Leave out the pictures and copy every record exactly.

# AVAILABLE DATA:
- - - -
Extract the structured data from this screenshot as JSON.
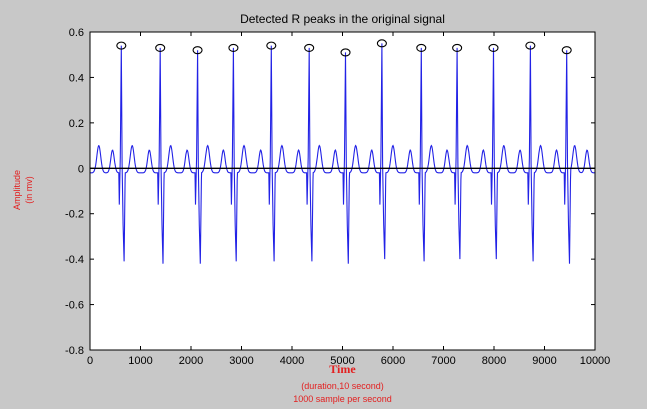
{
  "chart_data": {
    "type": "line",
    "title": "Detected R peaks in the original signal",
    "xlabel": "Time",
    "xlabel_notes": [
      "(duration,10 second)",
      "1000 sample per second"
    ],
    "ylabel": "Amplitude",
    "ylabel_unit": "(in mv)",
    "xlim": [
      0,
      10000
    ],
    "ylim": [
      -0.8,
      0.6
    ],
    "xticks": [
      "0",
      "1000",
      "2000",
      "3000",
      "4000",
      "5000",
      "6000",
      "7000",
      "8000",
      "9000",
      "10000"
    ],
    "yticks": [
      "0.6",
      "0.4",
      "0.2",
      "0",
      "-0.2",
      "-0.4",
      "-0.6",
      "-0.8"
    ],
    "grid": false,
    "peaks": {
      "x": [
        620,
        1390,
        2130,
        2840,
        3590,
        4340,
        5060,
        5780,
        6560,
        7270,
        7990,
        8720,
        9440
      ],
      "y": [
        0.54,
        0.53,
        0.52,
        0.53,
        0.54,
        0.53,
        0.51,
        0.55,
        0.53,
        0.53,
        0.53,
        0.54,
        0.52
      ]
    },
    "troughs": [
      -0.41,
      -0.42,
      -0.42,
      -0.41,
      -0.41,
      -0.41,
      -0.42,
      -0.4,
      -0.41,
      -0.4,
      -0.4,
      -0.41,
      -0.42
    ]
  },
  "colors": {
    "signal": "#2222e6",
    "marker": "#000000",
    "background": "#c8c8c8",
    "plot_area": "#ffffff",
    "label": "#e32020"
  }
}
- - - -
# EXPECTED ANSWER:
Extract the structured data from this screenshot as JSON.
{
  "chart_data": {
    "type": "line",
    "title": "Detected R peaks in the original signal",
    "xlabel": "Time",
    "xlabel_notes": [
      "(duration,10 second)",
      "1000 sample per second"
    ],
    "ylabel": "Amplitude",
    "ylabel_unit": "(in mv)",
    "xlim": [
      0,
      10000
    ],
    "ylim": [
      -0.8,
      0.6
    ],
    "xticks": [
      "0",
      "1000",
      "2000",
      "3000",
      "4000",
      "5000",
      "6000",
      "7000",
      "8000",
      "9000",
      "10000"
    ],
    "yticks": [
      "0.6",
      "0.4",
      "0.2",
      "0",
      "-0.2",
      "-0.4",
      "-0.6",
      "-0.8"
    ],
    "grid": false,
    "peaks": {
      "x": [
        620,
        1390,
        2130,
        2840,
        3590,
        4340,
        5060,
        5780,
        6560,
        7270,
        7990,
        8720,
        9440
      ],
      "y": [
        0.54,
        0.53,
        0.52,
        0.53,
        0.54,
        0.53,
        0.51,
        0.55,
        0.53,
        0.53,
        0.53,
        0.54,
        0.52
      ]
    },
    "troughs": [
      -0.41,
      -0.42,
      -0.42,
      -0.41,
      -0.41,
      -0.41,
      -0.42,
      -0.4,
      -0.41,
      -0.4,
      -0.4,
      -0.41,
      -0.42
    ]
  },
  "colors": {
    "signal": "#2222e6",
    "marker": "#000000",
    "background": "#c8c8c8",
    "plot_area": "#ffffff",
    "label": "#e32020"
  }
}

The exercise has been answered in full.